Entries taken from a collection
——

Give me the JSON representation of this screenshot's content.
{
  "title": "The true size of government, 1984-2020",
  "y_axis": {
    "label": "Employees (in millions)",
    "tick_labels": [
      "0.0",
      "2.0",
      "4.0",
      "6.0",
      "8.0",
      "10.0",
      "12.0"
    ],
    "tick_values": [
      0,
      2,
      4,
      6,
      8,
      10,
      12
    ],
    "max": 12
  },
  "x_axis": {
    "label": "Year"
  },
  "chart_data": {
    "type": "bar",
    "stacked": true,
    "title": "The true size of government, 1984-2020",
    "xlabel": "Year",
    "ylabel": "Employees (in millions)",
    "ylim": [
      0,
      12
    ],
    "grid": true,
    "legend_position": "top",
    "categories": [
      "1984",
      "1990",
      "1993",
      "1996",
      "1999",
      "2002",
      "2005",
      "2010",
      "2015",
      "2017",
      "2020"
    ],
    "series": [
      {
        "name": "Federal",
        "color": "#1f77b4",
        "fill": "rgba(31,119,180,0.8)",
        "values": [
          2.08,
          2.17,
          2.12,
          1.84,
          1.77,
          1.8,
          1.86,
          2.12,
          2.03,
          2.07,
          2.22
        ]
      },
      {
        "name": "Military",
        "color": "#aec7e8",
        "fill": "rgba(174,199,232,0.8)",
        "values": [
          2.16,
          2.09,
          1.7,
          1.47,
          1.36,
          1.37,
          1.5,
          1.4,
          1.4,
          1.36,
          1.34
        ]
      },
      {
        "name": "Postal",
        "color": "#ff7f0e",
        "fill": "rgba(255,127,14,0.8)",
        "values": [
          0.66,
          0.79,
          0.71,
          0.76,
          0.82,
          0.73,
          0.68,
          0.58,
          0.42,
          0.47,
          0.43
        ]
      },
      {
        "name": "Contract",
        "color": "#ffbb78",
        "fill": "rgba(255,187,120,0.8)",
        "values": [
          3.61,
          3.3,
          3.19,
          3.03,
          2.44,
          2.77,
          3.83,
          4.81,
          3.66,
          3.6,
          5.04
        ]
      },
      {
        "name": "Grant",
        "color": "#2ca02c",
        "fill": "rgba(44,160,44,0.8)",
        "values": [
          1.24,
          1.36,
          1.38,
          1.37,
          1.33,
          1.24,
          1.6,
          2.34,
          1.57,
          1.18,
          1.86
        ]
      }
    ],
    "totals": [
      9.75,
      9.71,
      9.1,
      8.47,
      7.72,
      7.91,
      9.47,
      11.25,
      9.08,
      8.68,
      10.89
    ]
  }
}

——

- Aim of the task
Return all of the entries word for word.

- Answer to this problem
Give me the JSON representation of this screenshot's content.
{
  "title": "The true size of government, 1984-2020",
  "y_axis": {
    "label": "Employees (in millions)",
    "tick_labels": [
      "0.0",
      "2.0",
      "4.0",
      "6.0",
      "8.0",
      "10.0",
      "12.0"
    ],
    "tick_values": [
      0,
      2,
      4,
      6,
      8,
      10,
      12
    ],
    "max": 12
  },
  "x_axis": {
    "label": "Year"
  },
  "chart_data": {
    "type": "bar",
    "stacked": true,
    "title": "The true size of government, 1984-2020",
    "xlabel": "Year",
    "ylabel": "Employees (in millions)",
    "ylim": [
      0,
      12
    ],
    "grid": true,
    "legend_position": "top",
    "categories": [
      "1984",
      "1990",
      "1993",
      "1996",
      "1999",
      "2002",
      "2005",
      "2010",
      "2015",
      "2017",
      "2020"
    ],
    "series": [
      {
        "name": "Federal",
        "color": "#1f77b4",
        "fill": "rgba(31,119,180,0.8)",
        "values": [
          2.08,
          2.17,
          2.12,
          1.84,
          1.77,
          1.8,
          1.86,
          2.12,
          2.03,
          2.07,
          2.22
        ]
      },
      {
        "name": "Military",
        "color": "#aec7e8",
        "fill": "rgba(174,199,232,0.8)",
        "values": [
          2.16,
          2.09,
          1.7,
          1.47,
          1.36,
          1.37,
          1.5,
          1.4,
          1.4,
          1.36,
          1.34
        ]
      },
      {
        "name": "Postal",
        "color": "#ff7f0e",
        "fill": "rgba(255,127,14,0.8)",
        "values": [
          0.66,
          0.79,
          0.71,
          0.76,
          0.82,
          0.73,
          0.68,
          0.58,
          0.42,
          0.47,
          0.43
        ]
      },
      {
        "name": "Contract",
        "color": "#ffbb78",
        "fill": "rgba(255,187,120,0.8)",
        "values": [
          3.61,
          3.3,
          3.19,
          3.03,
          2.44,
          2.77,
          3.83,
          4.81,
          3.66,
          3.6,
          5.04
        ]
      },
      {
        "name": "Grant",
        "color": "#2ca02c",
        "fill": "rgba(44,160,44,0.8)",
        "values": [
          1.24,
          1.36,
          1.38,
          1.37,
          1.33,
          1.24,
          1.6,
          2.34,
          1.57,
          1.18,
          1.86
        ]
      }
    ],
    "totals": [
      9.75,
      9.71,
      9.1,
      8.47,
      7.72,
      7.91,
      9.47,
      11.25,
      9.08,
      8.68,
      10.89
    ]
  }
}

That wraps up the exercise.